Request —
Copy each line of the records that contains the word "Central".
# Start of Data listing
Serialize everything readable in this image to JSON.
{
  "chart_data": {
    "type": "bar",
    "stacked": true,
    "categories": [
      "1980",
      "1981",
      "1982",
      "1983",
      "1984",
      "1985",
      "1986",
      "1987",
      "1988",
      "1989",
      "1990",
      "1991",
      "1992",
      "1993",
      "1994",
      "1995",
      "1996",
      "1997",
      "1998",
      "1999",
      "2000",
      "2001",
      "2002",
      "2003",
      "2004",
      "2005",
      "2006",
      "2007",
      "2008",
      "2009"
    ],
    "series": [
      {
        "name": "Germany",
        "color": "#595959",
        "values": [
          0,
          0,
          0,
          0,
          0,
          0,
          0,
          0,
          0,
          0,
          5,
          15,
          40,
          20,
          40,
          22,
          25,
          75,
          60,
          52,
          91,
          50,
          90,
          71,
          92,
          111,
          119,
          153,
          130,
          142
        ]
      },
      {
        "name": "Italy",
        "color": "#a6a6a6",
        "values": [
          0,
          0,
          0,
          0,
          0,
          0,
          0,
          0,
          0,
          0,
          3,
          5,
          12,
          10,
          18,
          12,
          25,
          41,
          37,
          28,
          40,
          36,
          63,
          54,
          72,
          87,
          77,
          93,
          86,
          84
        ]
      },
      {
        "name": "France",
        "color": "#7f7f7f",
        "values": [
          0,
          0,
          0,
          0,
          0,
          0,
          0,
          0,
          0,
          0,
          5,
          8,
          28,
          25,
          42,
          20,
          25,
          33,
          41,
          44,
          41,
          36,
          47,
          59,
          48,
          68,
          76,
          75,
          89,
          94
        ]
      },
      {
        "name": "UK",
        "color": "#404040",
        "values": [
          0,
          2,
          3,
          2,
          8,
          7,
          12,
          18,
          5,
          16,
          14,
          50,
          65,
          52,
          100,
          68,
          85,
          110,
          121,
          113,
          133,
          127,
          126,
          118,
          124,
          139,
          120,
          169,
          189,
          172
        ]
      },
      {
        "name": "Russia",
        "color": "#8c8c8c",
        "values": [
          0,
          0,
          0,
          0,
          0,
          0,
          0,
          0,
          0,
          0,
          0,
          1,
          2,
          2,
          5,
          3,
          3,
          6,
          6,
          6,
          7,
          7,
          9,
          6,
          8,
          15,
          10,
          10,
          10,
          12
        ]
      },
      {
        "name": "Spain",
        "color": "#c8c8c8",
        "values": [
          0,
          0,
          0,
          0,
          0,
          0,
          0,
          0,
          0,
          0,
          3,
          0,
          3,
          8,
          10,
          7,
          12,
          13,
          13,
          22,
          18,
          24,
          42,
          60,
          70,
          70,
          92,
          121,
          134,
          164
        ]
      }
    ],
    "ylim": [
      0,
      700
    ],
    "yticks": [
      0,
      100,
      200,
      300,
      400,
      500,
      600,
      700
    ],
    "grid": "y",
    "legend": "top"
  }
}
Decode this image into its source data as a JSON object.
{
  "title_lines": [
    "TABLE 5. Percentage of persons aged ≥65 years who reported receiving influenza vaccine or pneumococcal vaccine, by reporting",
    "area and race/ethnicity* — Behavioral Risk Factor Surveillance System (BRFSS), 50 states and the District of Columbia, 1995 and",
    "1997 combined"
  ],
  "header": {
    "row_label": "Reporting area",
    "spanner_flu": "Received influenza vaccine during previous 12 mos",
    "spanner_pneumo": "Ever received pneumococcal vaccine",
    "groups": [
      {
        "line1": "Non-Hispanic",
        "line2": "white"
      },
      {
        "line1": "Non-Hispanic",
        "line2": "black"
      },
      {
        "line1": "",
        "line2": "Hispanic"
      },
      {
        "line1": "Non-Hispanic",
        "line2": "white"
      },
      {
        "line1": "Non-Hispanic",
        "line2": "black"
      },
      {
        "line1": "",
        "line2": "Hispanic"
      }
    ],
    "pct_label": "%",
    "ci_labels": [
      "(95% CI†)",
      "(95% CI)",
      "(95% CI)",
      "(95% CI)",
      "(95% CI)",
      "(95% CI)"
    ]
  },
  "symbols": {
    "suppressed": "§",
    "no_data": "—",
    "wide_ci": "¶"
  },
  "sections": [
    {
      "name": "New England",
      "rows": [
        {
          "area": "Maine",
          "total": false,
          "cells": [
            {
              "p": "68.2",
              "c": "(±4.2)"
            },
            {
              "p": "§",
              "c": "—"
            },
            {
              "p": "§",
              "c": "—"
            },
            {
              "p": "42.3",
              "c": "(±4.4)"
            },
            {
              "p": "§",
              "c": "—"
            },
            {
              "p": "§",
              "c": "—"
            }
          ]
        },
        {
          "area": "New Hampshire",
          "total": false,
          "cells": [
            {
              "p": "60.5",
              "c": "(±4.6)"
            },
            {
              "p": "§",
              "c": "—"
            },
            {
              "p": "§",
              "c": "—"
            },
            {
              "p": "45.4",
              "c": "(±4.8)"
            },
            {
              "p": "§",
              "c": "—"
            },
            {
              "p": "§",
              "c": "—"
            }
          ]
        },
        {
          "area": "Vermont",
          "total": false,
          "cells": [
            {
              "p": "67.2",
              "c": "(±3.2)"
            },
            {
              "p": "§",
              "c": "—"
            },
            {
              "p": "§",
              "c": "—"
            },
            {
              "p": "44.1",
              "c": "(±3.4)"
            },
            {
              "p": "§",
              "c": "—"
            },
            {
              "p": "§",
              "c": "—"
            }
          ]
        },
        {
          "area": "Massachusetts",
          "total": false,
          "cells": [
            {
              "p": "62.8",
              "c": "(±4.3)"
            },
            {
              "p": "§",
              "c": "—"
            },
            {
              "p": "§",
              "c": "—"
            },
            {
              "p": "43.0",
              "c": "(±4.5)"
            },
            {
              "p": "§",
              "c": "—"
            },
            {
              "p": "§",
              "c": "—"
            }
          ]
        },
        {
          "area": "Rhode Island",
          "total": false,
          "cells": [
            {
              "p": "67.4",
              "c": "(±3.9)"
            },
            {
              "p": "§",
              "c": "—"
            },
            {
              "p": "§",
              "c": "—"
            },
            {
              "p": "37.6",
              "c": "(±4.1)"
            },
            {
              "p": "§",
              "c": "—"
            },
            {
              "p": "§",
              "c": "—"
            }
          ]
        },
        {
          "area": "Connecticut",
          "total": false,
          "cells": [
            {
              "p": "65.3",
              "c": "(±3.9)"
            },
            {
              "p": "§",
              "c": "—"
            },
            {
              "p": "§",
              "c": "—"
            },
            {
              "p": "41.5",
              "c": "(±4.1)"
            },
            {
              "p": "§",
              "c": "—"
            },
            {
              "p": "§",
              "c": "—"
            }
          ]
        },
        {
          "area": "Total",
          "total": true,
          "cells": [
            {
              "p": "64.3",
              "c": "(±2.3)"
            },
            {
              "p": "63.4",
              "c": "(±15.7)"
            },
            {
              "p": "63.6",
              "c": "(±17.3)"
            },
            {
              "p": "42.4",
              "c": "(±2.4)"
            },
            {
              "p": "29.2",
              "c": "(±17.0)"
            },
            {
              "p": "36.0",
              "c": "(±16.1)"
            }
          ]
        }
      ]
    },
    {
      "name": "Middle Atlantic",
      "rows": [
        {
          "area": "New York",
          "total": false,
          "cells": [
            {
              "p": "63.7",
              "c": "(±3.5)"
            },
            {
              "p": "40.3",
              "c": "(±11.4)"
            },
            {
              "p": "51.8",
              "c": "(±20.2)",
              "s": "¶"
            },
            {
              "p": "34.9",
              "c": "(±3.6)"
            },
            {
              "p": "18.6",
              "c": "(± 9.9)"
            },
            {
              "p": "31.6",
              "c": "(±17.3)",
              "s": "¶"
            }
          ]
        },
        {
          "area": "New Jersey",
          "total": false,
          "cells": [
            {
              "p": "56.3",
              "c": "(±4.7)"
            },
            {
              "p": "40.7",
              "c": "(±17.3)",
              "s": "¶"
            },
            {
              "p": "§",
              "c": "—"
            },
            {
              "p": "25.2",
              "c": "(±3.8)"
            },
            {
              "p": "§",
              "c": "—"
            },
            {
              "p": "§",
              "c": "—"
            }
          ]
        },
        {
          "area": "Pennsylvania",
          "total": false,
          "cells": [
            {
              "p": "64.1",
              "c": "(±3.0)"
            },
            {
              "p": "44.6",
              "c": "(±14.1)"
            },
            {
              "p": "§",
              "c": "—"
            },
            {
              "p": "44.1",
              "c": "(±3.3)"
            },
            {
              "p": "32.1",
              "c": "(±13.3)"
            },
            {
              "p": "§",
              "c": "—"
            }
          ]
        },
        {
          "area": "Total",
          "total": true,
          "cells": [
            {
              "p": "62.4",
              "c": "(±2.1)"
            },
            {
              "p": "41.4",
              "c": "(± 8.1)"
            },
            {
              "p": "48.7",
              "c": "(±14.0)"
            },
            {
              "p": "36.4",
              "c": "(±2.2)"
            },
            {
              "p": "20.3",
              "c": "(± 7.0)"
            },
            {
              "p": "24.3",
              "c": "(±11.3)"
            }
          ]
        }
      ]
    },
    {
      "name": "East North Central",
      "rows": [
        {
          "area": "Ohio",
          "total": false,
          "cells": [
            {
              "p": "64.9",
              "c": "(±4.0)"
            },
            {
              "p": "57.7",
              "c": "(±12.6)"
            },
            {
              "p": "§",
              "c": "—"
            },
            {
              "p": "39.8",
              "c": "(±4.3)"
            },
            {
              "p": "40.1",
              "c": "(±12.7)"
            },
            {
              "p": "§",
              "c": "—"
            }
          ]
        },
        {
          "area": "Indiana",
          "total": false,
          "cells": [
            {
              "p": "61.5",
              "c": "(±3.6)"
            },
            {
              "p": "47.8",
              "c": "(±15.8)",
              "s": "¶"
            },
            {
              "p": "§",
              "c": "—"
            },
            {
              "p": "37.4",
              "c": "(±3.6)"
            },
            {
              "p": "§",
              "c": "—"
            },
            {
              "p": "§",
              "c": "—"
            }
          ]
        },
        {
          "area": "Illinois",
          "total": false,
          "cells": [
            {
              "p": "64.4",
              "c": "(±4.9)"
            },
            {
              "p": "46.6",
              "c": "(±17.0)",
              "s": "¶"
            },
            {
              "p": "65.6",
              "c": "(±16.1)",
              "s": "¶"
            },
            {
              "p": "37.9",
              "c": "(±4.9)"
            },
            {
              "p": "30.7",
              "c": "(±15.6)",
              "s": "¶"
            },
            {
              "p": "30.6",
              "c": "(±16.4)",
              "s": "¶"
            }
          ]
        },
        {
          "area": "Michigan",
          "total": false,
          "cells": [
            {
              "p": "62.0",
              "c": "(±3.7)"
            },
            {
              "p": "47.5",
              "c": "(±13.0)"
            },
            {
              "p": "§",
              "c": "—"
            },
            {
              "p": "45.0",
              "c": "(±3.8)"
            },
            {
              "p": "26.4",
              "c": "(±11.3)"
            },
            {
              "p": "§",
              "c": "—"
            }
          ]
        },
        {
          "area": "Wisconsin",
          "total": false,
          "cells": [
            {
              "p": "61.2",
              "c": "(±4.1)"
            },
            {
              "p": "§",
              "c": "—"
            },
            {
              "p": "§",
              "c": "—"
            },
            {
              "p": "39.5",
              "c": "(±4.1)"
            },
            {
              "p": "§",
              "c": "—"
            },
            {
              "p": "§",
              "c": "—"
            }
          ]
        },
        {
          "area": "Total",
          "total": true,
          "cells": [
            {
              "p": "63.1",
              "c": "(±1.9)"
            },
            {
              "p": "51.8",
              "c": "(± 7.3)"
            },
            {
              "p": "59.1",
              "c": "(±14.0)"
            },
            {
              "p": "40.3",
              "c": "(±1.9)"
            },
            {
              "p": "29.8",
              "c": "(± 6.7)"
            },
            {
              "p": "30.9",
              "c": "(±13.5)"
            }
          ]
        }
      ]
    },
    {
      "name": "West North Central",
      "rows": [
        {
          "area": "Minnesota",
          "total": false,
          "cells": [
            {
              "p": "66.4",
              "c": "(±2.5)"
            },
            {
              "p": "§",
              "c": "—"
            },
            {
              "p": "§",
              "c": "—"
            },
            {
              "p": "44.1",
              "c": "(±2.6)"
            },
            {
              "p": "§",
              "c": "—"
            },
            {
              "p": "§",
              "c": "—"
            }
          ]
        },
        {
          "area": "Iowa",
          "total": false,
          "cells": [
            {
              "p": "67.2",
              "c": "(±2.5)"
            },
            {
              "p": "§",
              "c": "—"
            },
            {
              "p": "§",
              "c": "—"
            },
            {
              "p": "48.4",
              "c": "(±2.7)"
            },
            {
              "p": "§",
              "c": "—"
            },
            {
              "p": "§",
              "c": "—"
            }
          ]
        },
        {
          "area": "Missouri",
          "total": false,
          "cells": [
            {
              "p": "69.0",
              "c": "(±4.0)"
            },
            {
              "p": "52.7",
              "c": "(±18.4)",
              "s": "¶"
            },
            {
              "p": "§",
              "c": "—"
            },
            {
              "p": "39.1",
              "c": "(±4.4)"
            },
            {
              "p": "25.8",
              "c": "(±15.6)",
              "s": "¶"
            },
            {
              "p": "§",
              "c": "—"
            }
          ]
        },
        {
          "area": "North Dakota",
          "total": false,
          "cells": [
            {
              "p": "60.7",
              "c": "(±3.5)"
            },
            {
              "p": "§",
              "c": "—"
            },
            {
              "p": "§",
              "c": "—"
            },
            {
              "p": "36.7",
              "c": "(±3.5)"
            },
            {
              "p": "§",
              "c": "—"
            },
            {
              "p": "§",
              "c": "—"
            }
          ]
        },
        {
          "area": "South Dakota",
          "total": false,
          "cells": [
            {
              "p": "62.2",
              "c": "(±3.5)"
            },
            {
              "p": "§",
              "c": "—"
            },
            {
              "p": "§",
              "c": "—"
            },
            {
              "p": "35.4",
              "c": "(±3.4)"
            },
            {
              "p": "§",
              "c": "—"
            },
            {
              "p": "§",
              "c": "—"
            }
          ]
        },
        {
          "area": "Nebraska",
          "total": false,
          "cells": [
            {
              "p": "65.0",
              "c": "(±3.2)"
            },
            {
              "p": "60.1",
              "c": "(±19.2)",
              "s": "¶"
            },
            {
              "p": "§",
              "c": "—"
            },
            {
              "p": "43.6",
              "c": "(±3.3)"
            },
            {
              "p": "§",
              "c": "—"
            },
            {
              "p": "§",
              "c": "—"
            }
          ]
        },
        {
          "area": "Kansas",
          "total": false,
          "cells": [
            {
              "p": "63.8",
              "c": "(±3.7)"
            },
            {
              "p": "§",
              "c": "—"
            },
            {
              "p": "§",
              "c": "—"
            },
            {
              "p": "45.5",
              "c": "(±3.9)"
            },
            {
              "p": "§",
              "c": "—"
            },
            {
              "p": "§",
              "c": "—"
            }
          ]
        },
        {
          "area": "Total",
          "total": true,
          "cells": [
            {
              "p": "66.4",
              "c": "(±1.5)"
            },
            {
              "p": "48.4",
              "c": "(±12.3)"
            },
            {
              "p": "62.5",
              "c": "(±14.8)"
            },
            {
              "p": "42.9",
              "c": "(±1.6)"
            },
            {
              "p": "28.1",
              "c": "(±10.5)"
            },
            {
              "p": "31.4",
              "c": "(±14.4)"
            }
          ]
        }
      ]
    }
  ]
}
# End of Data listing
Solution to the problem —
      "name": "East North Central",
      "name": "West North Central",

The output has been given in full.